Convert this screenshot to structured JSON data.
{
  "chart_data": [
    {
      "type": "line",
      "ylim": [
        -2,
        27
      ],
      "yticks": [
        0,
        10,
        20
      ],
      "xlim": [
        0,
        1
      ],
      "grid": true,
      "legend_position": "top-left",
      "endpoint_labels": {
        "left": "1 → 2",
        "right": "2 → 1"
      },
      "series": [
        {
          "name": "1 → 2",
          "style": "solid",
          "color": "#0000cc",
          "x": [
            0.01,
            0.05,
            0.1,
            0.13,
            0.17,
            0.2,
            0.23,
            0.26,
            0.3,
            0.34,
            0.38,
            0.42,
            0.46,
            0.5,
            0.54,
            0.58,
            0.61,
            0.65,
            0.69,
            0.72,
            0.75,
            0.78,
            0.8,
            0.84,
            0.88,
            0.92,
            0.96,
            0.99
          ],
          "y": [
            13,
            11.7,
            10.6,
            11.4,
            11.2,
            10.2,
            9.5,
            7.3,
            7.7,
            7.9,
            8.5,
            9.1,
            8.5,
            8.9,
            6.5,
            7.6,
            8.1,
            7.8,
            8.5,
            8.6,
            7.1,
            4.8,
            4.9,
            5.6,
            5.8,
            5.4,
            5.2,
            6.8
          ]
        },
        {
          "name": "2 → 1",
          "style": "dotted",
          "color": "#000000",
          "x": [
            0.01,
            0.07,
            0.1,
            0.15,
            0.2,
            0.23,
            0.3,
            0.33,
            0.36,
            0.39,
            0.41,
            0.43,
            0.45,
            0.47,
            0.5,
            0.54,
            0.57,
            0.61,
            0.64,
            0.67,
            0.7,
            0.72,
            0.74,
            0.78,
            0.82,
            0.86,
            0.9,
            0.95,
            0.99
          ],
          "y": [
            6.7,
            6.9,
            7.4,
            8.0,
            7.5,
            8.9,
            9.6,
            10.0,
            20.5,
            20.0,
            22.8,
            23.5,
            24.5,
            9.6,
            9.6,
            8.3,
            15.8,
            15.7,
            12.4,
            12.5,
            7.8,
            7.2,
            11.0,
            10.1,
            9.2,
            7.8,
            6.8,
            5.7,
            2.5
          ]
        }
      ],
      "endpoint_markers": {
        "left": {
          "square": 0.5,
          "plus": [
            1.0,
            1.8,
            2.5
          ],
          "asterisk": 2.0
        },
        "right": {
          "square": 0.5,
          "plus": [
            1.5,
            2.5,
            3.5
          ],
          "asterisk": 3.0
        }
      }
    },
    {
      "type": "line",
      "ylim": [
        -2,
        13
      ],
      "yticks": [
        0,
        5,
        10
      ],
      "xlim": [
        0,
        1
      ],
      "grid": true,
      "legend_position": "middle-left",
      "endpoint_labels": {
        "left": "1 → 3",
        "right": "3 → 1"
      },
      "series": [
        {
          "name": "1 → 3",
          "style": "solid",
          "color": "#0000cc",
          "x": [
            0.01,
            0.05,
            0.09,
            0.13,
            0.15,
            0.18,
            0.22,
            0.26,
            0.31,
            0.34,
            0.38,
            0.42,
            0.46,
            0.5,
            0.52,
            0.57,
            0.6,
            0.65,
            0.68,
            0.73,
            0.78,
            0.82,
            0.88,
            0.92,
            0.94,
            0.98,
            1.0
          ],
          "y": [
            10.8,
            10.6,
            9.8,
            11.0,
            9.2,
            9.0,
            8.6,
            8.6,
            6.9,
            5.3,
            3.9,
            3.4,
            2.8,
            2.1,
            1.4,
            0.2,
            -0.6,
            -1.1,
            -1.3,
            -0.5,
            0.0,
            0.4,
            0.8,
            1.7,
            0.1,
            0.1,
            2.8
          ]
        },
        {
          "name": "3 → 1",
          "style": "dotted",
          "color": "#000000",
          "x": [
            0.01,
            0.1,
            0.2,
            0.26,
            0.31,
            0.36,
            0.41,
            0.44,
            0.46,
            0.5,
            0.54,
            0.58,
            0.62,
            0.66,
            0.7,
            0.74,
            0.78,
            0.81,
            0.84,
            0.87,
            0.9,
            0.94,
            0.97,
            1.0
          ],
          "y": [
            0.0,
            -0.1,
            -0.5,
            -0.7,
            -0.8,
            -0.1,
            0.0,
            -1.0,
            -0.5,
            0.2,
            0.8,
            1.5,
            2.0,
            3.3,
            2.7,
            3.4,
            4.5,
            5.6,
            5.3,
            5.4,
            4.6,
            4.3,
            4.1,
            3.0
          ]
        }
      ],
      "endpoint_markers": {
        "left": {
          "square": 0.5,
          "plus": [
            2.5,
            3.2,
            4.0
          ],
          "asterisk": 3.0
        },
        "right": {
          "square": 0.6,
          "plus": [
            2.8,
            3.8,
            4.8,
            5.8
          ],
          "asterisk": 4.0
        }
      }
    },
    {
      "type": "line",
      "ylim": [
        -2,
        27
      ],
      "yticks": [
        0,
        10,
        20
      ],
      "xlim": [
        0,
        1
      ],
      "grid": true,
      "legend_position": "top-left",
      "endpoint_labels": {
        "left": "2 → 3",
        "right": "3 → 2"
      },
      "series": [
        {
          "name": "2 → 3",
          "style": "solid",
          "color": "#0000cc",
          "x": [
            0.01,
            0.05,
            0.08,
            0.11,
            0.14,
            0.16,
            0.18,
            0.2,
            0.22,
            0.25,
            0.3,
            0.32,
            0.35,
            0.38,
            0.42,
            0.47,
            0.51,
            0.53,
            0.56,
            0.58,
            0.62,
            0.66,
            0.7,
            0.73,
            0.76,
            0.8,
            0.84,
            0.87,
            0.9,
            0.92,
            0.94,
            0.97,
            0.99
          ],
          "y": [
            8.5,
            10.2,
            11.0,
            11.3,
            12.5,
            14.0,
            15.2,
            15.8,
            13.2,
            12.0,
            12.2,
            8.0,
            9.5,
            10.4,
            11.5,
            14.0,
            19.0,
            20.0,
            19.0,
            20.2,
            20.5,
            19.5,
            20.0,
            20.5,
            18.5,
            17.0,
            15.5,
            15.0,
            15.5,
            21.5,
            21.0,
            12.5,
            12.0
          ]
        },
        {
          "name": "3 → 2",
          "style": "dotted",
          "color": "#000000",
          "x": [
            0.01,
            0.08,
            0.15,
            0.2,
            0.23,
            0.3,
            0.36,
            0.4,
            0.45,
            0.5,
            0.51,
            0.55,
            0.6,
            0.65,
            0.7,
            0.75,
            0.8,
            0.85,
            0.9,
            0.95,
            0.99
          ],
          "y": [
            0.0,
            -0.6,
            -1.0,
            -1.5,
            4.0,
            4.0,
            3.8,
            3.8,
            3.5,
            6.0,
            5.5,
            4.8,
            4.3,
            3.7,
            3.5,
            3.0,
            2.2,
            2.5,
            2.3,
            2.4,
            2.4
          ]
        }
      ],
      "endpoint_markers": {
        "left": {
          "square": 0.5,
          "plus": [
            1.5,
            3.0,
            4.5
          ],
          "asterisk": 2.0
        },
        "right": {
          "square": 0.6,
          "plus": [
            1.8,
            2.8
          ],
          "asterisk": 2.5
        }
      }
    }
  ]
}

What to work on
Above are the records; retype every one exactly.

The solution
Convert this screenshot to structured JSON data.
{
  "chart_data": [
    {
      "type": "line",
      "ylim": [
        -2,
        27
      ],
      "yticks": [
        0,
        10,
        20
      ],
      "xlim": [
        0,
        1
      ],
      "grid": true,
      "legend_position": "top-left",
      "endpoint_labels": {
        "left": "1 → 2",
        "right": "2 → 1"
      },
      "series": [
        {
          "name": "1 → 2",
          "style": "solid",
          "color": "#0000cc",
          "x": [
            0.01,
            0.05,
            0.1,
            0.13,
            0.17,
            0.2,
            0.23,
            0.26,
            0.3,
            0.34,
            0.38,
            0.42,
            0.46,
            0.5,
            0.54,
            0.58,
            0.61,
            0.65,
            0.69,
            0.72,
            0.75,
            0.78,
            0.8,
            0.84,
            0.88,
            0.92,
            0.96,
            0.99
          ],
          "y": [
            13,
            11.7,
            10.6,
            11.4,
            11.2,
            10.2,
            9.5,
            7.3,
            7.7,
            7.9,
            8.5,
            9.1,
            8.5,
            8.9,
            6.5,
            7.6,
            8.1,
            7.8,
            8.5,
            8.6,
            7.1,
            4.8,
            4.9,
            5.6,
            5.8,
            5.4,
            5.2,
            6.8
          ]
        },
        {
          "name": "2 → 1",
          "style": "dotted",
          "color": "#000000",
          "x": [
            0.01,
            0.07,
            0.1,
            0.15,
            0.2,
            0.23,
            0.3,
            0.33,
            0.36,
            0.39,
            0.41,
            0.43,
            0.45,
            0.47,
            0.5,
            0.54,
            0.57,
            0.61,
            0.64,
            0.67,
            0.7,
            0.72,
            0.74,
            0.78,
            0.82,
            0.86,
            0.9,
            0.95,
            0.99
          ],
          "y": [
            6.7,
            6.9,
            7.4,
            8.0,
            7.5,
            8.9,
            9.6,
            10.0,
            20.5,
            20.0,
            22.8,
            23.5,
            24.5,
            9.6,
            9.6,
            8.3,
            15.8,
            15.7,
            12.4,
            12.5,
            7.8,
            7.2,
            11.0,
            10.1,
            9.2,
            7.8,
            6.8,
            5.7,
            2.5
          ]
        }
      ],
      "endpoint_markers": {
        "left": {
          "square": 0.5,
          "plus": [
            1.0,
            1.8,
            2.5
          ],
          "asterisk": 2.0
        },
        "right": {
          "square": 0.5,
          "plus": [
            1.5,
            2.5,
            3.5
          ],
          "asterisk": 3.0
        }
      }
    },
    {
      "type": "line",
      "ylim": [
        -2,
        13
      ],
      "yticks": [
        0,
        5,
        10
      ],
      "xlim": [
        0,
        1
      ],
      "grid": true,
      "legend_position": "middle-left",
      "endpoint_labels": {
        "left": "1 → 3",
        "right": "3 → 1"
      },
      "series": [
        {
          "name": "1 → 3",
          "style": "solid",
          "color": "#0000cc",
          "x": [
            0.01,
            0.05,
            0.09,
            0.13,
            0.15,
            0.18,
            0.22,
            0.26,
            0.31,
            0.34,
            0.38,
            0.42,
            0.46,
            0.5,
            0.52,
            0.57,
            0.6,
            0.65,
            0.68,
            0.73,
            0.78,
            0.82,
            0.88,
            0.92,
            0.94,
            0.98,
            1.0
          ],
          "y": [
            10.8,
            10.6,
            9.8,
            11.0,
            9.2,
            9.0,
            8.6,
            8.6,
            6.9,
            5.3,
            3.9,
            3.4,
            2.8,
            2.1,
            1.4,
            0.2,
            -0.6,
            -1.1,
            -1.3,
            -0.5,
            0.0,
            0.4,
            0.8,
            1.7,
            0.1,
            0.1,
            2.8
          ]
        },
        {
          "name": "3 → 1",
          "style": "dotted",
          "color": "#000000",
          "x": [
            0.01,
            0.1,
            0.2,
            0.26,
            0.31,
            0.36,
            0.41,
            0.44,
            0.46,
            0.5,
            0.54,
            0.58,
            0.62,
            0.66,
            0.7,
            0.74,
            0.78,
            0.81,
            0.84,
            0.87,
            0.9,
            0.94,
            0.97,
            1.0
          ],
          "y": [
            0.0,
            -0.1,
            -0.5,
            -0.7,
            -0.8,
            -0.1,
            0.0,
            -1.0,
            -0.5,
            0.2,
            0.8,
            1.5,
            2.0,
            3.3,
            2.7,
            3.4,
            4.5,
            5.6,
            5.3,
            5.4,
            4.6,
            4.3,
            4.1,
            3.0
          ]
        }
      ],
      "endpoint_markers": {
        "left": {
          "square": 0.5,
          "plus": [
            2.5,
            3.2,
            4.0
          ],
          "asterisk": 3.0
        },
        "right": {
          "square": 0.6,
          "plus": [
            2.8,
            3.8,
            4.8,
            5.8
          ],
          "asterisk": 4.0
        }
      }
    },
    {
      "type": "line",
      "ylim": [
        -2,
        27
      ],
      "yticks": [
        0,
        10,
        20
      ],
      "xlim": [
        0,
        1
      ],
      "grid": true,
      "legend_position": "top-left",
      "endpoint_labels": {
        "left": "2 → 3",
        "right": "3 → 2"
      },
      "series": [
        {
          "name": "2 → 3",
          "style": "solid",
          "color": "#0000cc",
          "x": [
            0.01,
            0.05,
            0.08,
            0.11,
            0.14,
            0.16,
            0.18,
            0.2,
            0.22,
            0.25,
            0.3,
            0.32,
            0.35,
            0.38,
            0.42,
            0.47,
            0.51,
            0.53,
            0.56,
            0.58,
            0.62,
            0.66,
            0.7,
            0.73,
            0.76,
            0.8,
            0.84,
            0.87,
            0.9,
            0.92,
            0.94,
            0.97,
            0.99
          ],
          "y": [
            8.5,
            10.2,
            11.0,
            11.3,
            12.5,
            14.0,
            15.2,
            15.8,
            13.2,
            12.0,
            12.2,
            8.0,
            9.5,
            10.4,
            11.5,
            14.0,
            19.0,
            20.0,
            19.0,
            20.2,
            20.5,
            19.5,
            20.0,
            20.5,
            18.5,
            17.0,
            15.5,
            15.0,
            15.5,
            21.5,
            21.0,
            12.5,
            12.0
          ]
        },
        {
          "name": "3 → 2",
          "style": "dotted",
          "color": "#000000",
          "x": [
            0.01,
            0.08,
            0.15,
            0.2,
            0.23,
            0.3,
            0.36,
            0.4,
            0.45,
            0.5,
            0.51,
            0.55,
            0.6,
            0.65,
            0.7,
            0.75,
            0.8,
            0.85,
            0.9,
            0.95,
            0.99
          ],
          "y": [
            0.0,
            -0.6,
            -1.0,
            -1.5,
            4.0,
            4.0,
            3.8,
            3.8,
            3.5,
            6.0,
            5.5,
            4.8,
            4.3,
            3.7,
            3.5,
            3.0,
            2.2,
            2.5,
            2.3,
            2.4,
            2.4
          ]
        }
      ],
      "endpoint_markers": {
        "left": {
          "square": 0.5,
          "plus": [
            1.5,
            3.0,
            4.5
          ],
          "asterisk": 2.0
        },
        "right": {
          "square": 0.6,
          "plus": [
            1.8,
            2.8
          ],
          "asterisk": 2.5
        }
      }
    }
  ]
}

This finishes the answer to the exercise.